WHAT THE TASK REQUIRES:
Look for "text" in each line of the entries, and return the matching lines.

DATASET:

☆ ☆ ☆ ☆ ☆

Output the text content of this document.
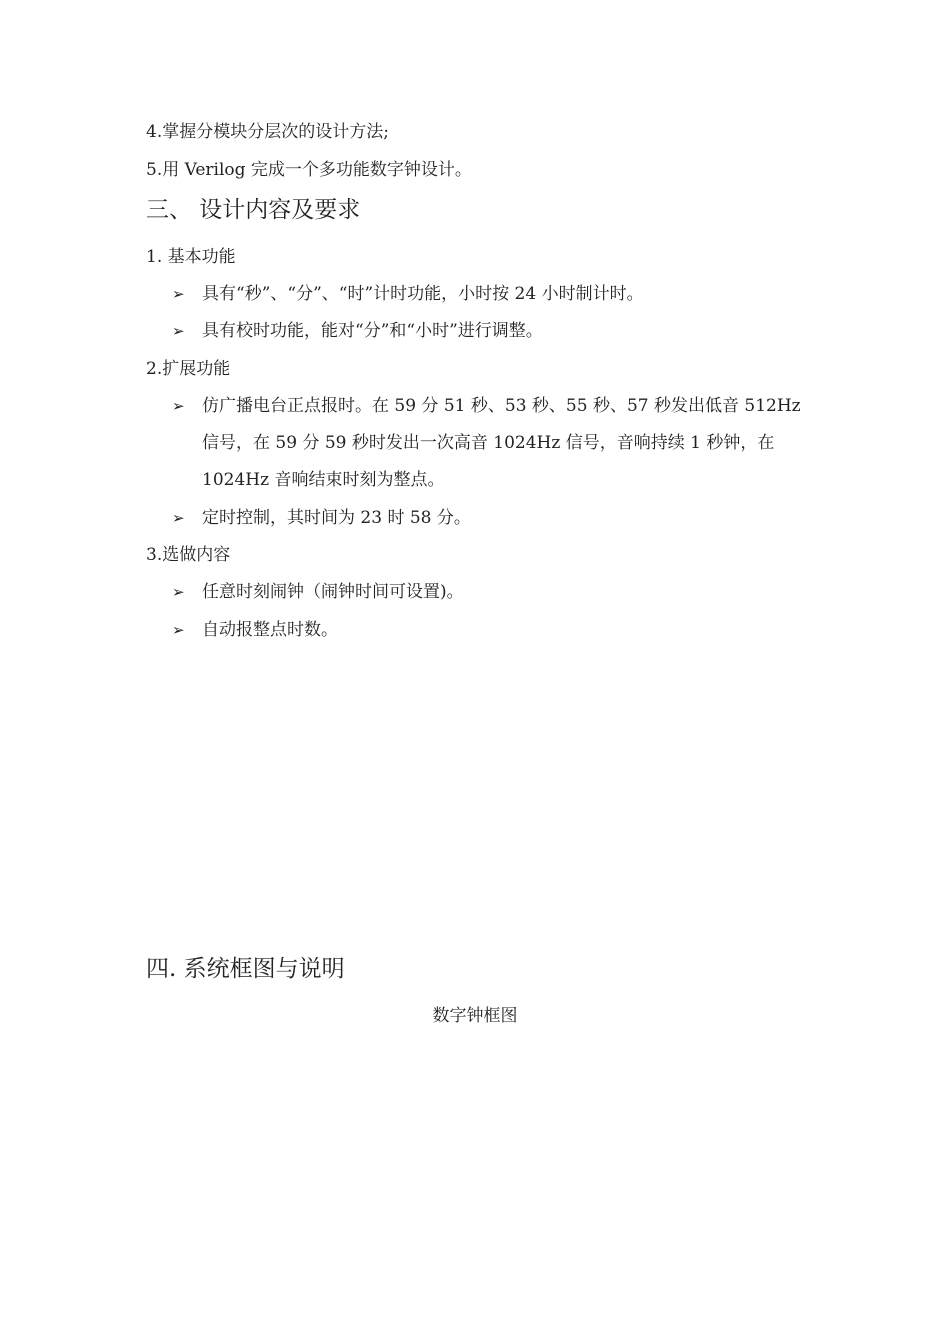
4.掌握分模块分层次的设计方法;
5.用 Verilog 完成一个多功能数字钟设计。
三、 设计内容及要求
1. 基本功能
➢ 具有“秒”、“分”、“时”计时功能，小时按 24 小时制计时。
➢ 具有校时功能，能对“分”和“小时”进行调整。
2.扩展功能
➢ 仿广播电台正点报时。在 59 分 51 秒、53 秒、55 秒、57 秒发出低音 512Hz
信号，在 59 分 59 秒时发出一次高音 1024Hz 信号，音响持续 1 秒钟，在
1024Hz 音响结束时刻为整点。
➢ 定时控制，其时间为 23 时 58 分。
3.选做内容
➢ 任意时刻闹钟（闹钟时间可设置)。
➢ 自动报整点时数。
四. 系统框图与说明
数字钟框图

☆ ☆ ☆ ☆ ☆

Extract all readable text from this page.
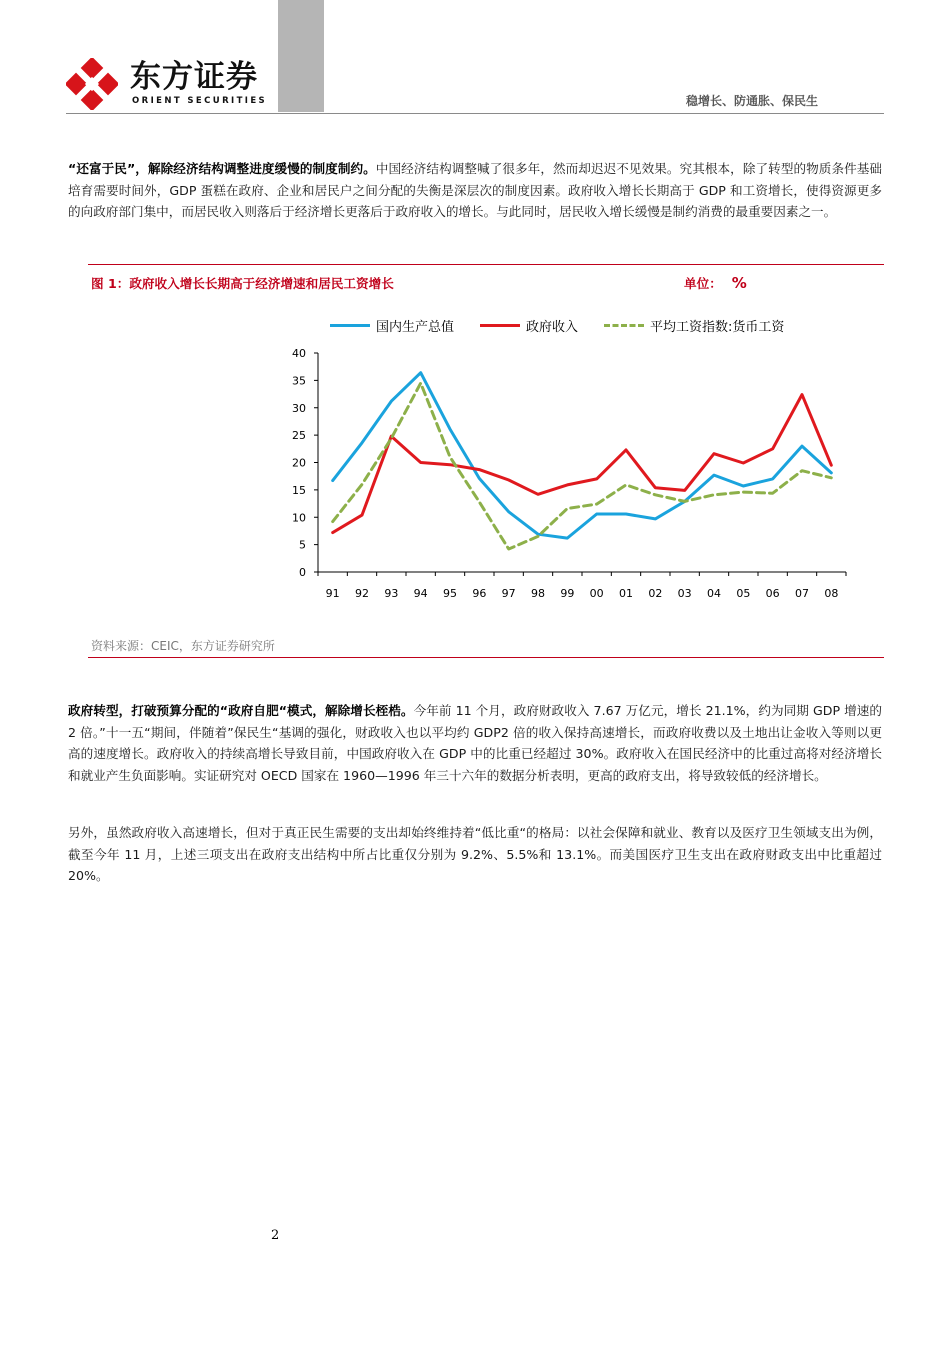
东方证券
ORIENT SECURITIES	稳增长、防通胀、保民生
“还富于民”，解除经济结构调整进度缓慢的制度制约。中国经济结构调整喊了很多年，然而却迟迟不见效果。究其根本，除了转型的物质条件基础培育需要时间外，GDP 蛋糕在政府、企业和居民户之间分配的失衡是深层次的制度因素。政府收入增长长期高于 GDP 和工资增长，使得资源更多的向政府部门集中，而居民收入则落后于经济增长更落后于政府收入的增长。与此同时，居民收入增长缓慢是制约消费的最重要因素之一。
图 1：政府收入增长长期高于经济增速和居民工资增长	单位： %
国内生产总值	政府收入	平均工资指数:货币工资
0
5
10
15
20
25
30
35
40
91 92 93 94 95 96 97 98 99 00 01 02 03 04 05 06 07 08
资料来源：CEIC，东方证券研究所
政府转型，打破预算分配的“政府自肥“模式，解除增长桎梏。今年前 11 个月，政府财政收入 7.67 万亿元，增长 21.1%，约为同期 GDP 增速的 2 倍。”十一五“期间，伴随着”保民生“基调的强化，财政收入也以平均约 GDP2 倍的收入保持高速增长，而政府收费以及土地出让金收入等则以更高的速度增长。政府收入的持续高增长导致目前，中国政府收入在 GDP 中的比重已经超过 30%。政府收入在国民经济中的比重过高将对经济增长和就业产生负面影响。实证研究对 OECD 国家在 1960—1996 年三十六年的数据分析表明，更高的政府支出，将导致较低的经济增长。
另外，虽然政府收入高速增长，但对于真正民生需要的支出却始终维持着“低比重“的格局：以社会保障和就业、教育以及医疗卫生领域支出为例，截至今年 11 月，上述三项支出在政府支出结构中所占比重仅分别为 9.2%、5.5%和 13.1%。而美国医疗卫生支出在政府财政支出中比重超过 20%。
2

☆ ☆ ☆ ☆ ☆

EXPECTED OUTPUT:
Output the text content of this document.
Extract all readable text from this page.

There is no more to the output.